Start
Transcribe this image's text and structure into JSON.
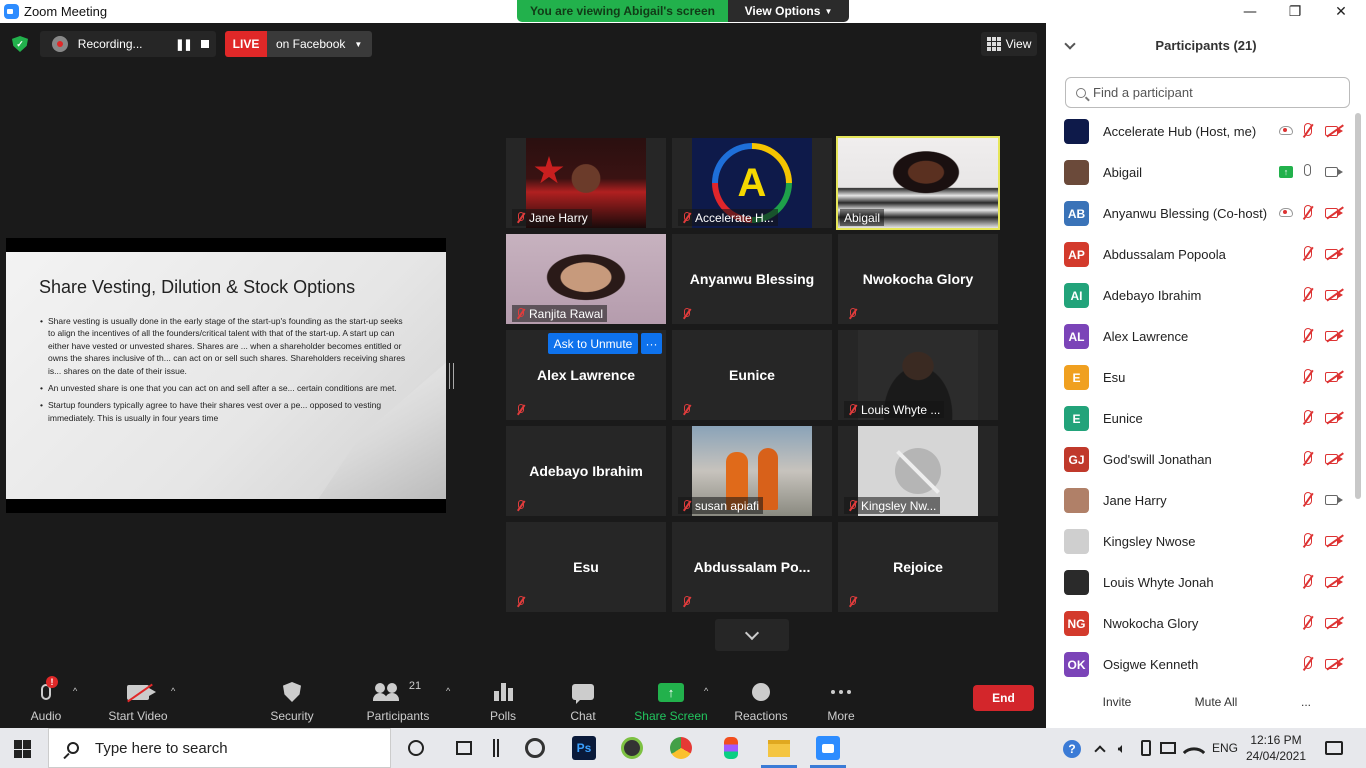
{
  "window": {
    "title": "Zoom Meeting",
    "minimize": "—",
    "maximize": "❐",
    "close": "✕"
  },
  "banner": {
    "message": "You are viewing Abigail's screen",
    "view_options": "View Options"
  },
  "top_bar": {
    "recording_label": "Recording...",
    "pause_label": "❚❚",
    "live_label": "LIVE",
    "live_destination": "on Facebook",
    "view_label": "View"
  },
  "shared_slide": {
    "title": "Share Vesting, Dilution & Stock Options",
    "bullets": [
      "Share vesting is usually done in the early stage of the start-up's founding as the start-up seeks to align the incentives of all the founders/critical talent with that of the start-up. A start up can either have vested or unvested shares. Shares are ... when a shareholder becomes entitled or owns the shares inclusive of th... can act on or sell such shares. Shareholders receiving shares is... shares on the date of their issue.",
      "An unvested share is one that you can act on and sell after a se... certain conditions are met.",
      "Startup founders typically agree to have their shares vest over a pe... opposed to vesting immediately. This is usually in four years time"
    ]
  },
  "video_tiles": [
    {
      "name": "Jane Harry",
      "has_video": true
    },
    {
      "name": "Accelerate H...",
      "has_video": true
    },
    {
      "name": "Abigail",
      "has_video": true,
      "active_speaker": true
    },
    {
      "name": "Ranjita Rawal",
      "has_video": true
    },
    {
      "name": "Anyanwu Blessing",
      "has_video": false
    },
    {
      "name": "Nwokocha Glory",
      "has_video": false
    },
    {
      "name": "Alex Lawrence",
      "has_video": false
    },
    {
      "name": "Eunice",
      "has_video": false
    },
    {
      "name": "Louis Whyte ...",
      "has_video": true
    },
    {
      "name": "Adebayo Ibrahim",
      "has_video": false
    },
    {
      "name": "susan apiafi",
      "has_video": true
    },
    {
      "name": "Kingsley Nw...",
      "has_video": true
    },
    {
      "name": "Esu",
      "has_video": false
    },
    {
      "name": "Abdussalam  Po...",
      "has_video": false
    },
    {
      "name": "Rejoice",
      "has_video": false
    }
  ],
  "hover_actions": {
    "ask_to_unmute": "Ask to Unmute",
    "more": "···"
  },
  "logo_letter": "A",
  "toolbar": {
    "audio": "Audio",
    "audio_badge": "!",
    "start_video": "Start Video",
    "security": "Security",
    "participants": "Participants",
    "participants_count": "21",
    "polls": "Polls",
    "chat": "Chat",
    "share_screen": "Share Screen",
    "reactions": "Reactions",
    "more": "More",
    "end": "End",
    "caret": "^"
  },
  "participants_panel": {
    "title": "Participants (21)",
    "search_placeholder": "Find a participant",
    "participants": [
      {
        "name": "Accelerate Hub (Host, me)",
        "initials": "",
        "avatar_color": "#0e1a4a",
        "status": "cloud-rec,mic-muted,cam-off"
      },
      {
        "name": "Abigail",
        "initials": "",
        "avatar_color": "#6b4a3a",
        "status": "sharing,mic-on,cam-on"
      },
      {
        "name": "Anyanwu Blessing (Co-host)",
        "initials": "AB",
        "avatar_color": "#3a73b8",
        "status": "cloud-rec,mic-muted,cam-off"
      },
      {
        "name": "Abdussalam Popoola",
        "initials": "AP",
        "avatar_color": "#d33a2c",
        "status": "mic-muted,cam-off"
      },
      {
        "name": "Adebayo Ibrahim",
        "initials": "AI",
        "avatar_color": "#22a37a",
        "status": "mic-muted,cam-off"
      },
      {
        "name": "Alex Lawrence",
        "initials": "AL",
        "avatar_color": "#7b44b8",
        "status": "mic-muted,cam-off"
      },
      {
        "name": "Esu",
        "initials": "E",
        "avatar_color": "#f0a020",
        "status": "mic-muted,cam-off"
      },
      {
        "name": "Eunice",
        "initials": "E",
        "avatar_color": "#22a37a",
        "status": "mic-muted,cam-off"
      },
      {
        "name": "God'swill Jonathan",
        "initials": "GJ",
        "avatar_color": "#c0392b",
        "status": "mic-muted,cam-off"
      },
      {
        "name": "Jane Harry",
        "initials": "",
        "avatar_color": "#b08068",
        "status": "mic-muted,cam-on"
      },
      {
        "name": "Kingsley Nwose",
        "initials": "",
        "avatar_color": "#cfcfcf",
        "status": "mic-muted,cam-off"
      },
      {
        "name": "Louis Whyte Jonah",
        "initials": "",
        "avatar_color": "#2a2a2a",
        "status": "mic-muted,cam-off"
      },
      {
        "name": "Nwokocha Glory",
        "initials": "NG",
        "avatar_color": "#d33a2c",
        "status": "mic-muted,cam-off"
      },
      {
        "name": "Osigwe Kenneth",
        "initials": "OK",
        "avatar_color": "#7b44b8",
        "status": "mic-muted,cam-off"
      }
    ],
    "invite": "Invite",
    "mute_all": "Mute All",
    "more": "..."
  },
  "taskbar": {
    "search_placeholder": "Type here to search",
    "language": "ENG",
    "time": "12:16 PM",
    "date": "24/04/2021"
  }
}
End
WHAT YOU NEED TO DO » Quote every line word for word and keep the images out of the copy.

PROBLEM SOLUTION »
Transcribe this image's text and structure into JSON.
{
  "window": {
    "title": "Zoom Meeting",
    "minimize": "—",
    "maximize": "❐",
    "close": "✕"
  },
  "banner": {
    "message": "You are viewing Abigail's screen",
    "view_options": "View Options"
  },
  "top_bar": {
    "recording_label": "Recording...",
    "pause_label": "❚❚",
    "live_label": "LIVE",
    "live_destination": "on Facebook",
    "view_label": "View"
  },
  "shared_slide": {
    "title": "Share Vesting, Dilution & Stock Options",
    "bullets": [
      "Share vesting is usually done in the early stage of the start-up's founding as the start-up seeks to align the incentives of all the founders/critical talent with that of the start-up. A start up can either have vested or unvested shares. Shares are ... when a shareholder becomes entitled or owns the shares inclusive of th... can act on or sell such shares. Shareholders receiving shares is... shares on the date of their issue.",
      "An unvested share is one that you can act on and sell after a se... certain conditions are met.",
      "Startup founders typically agree to have their shares vest over a pe... opposed to vesting immediately. This is usually in four years time"
    ]
  },
  "video_tiles": [
    {
      "name": "Jane Harry",
      "has_video": true
    },
    {
      "name": "Accelerate H...",
      "has_video": true
    },
    {
      "name": "Abigail",
      "has_video": true,
      "active_speaker": true
    },
    {
      "name": "Ranjita Rawal",
      "has_video": true
    },
    {
      "name": "Anyanwu Blessing",
      "has_video": false
    },
    {
      "name": "Nwokocha Glory",
      "has_video": false
    },
    {
      "name": "Alex Lawrence",
      "has_video": false
    },
    {
      "name": "Eunice",
      "has_video": false
    },
    {
      "name": "Louis Whyte ...",
      "has_video": true
    },
    {
      "name": "Adebayo Ibrahim",
      "has_video": false
    },
    {
      "name": "susan apiafi",
      "has_video": true
    },
    {
      "name": "Kingsley Nw...",
      "has_video": true
    },
    {
      "name": "Esu",
      "has_video": false
    },
    {
      "name": "Abdussalam  Po...",
      "has_video": false
    },
    {
      "name": "Rejoice",
      "has_video": false
    }
  ],
  "hover_actions": {
    "ask_to_unmute": "Ask to Unmute",
    "more": "···"
  },
  "logo_letter": "A",
  "toolbar": {
    "audio": "Audio",
    "audio_badge": "!",
    "start_video": "Start Video",
    "security": "Security",
    "participants": "Participants",
    "participants_count": "21",
    "polls": "Polls",
    "chat": "Chat",
    "share_screen": "Share Screen",
    "reactions": "Reactions",
    "more": "More",
    "end": "End",
    "caret": "^"
  },
  "participants_panel": {
    "title": "Participants (21)",
    "search_placeholder": "Find a participant",
    "participants": [
      {
        "name": "Accelerate Hub (Host, me)",
        "initials": "",
        "avatar_color": "#0e1a4a",
        "status": "cloud-rec,mic-muted,cam-off"
      },
      {
        "name": "Abigail",
        "initials": "",
        "avatar_color": "#6b4a3a",
        "status": "sharing,mic-on,cam-on"
      },
      {
        "name": "Anyanwu Blessing (Co-host)",
        "initials": "AB",
        "avatar_color": "#3a73b8",
        "status": "cloud-rec,mic-muted,cam-off"
      },
      {
        "name": "Abdussalam Popoola",
        "initials": "AP",
        "avatar_color": "#d33a2c",
        "status": "mic-muted,cam-off"
      },
      {
        "name": "Adebayo Ibrahim",
        "initials": "AI",
        "avatar_color": "#22a37a",
        "status": "mic-muted,cam-off"
      },
      {
        "name": "Alex Lawrence",
        "initials": "AL",
        "avatar_color": "#7b44b8",
        "status": "mic-muted,cam-off"
      },
      {
        "name": "Esu",
        "initials": "E",
        "avatar_color": "#f0a020",
        "status": "mic-muted,cam-off"
      },
      {
        "name": "Eunice",
        "initials": "E",
        "avatar_color": "#22a37a",
        "status": "mic-muted,cam-off"
      },
      {
        "name": "God'swill Jonathan",
        "initials": "GJ",
        "avatar_color": "#c0392b",
        "status": "mic-muted,cam-off"
      },
      {
        "name": "Jane Harry",
        "initials": "",
        "avatar_color": "#b08068",
        "status": "mic-muted,cam-on"
      },
      {
        "name": "Kingsley Nwose",
        "initials": "",
        "avatar_color": "#cfcfcf",
        "status": "mic-muted,cam-off"
      },
      {
        "name": "Louis Whyte Jonah",
        "initials": "",
        "avatar_color": "#2a2a2a",
        "status": "mic-muted,cam-off"
      },
      {
        "name": "Nwokocha Glory",
        "initials": "NG",
        "avatar_color": "#d33a2c",
        "status": "mic-muted,cam-off"
      },
      {
        "name": "Osigwe Kenneth",
        "initials": "OK",
        "avatar_color": "#7b44b8",
        "status": "mic-muted,cam-off"
      }
    ],
    "invite": "Invite",
    "mute_all": "Mute All",
    "more": "..."
  },
  "taskbar": {
    "search_placeholder": "Type here to search",
    "language": "ENG",
    "time": "12:16 PM",
    "date": "24/04/2021"
  }
}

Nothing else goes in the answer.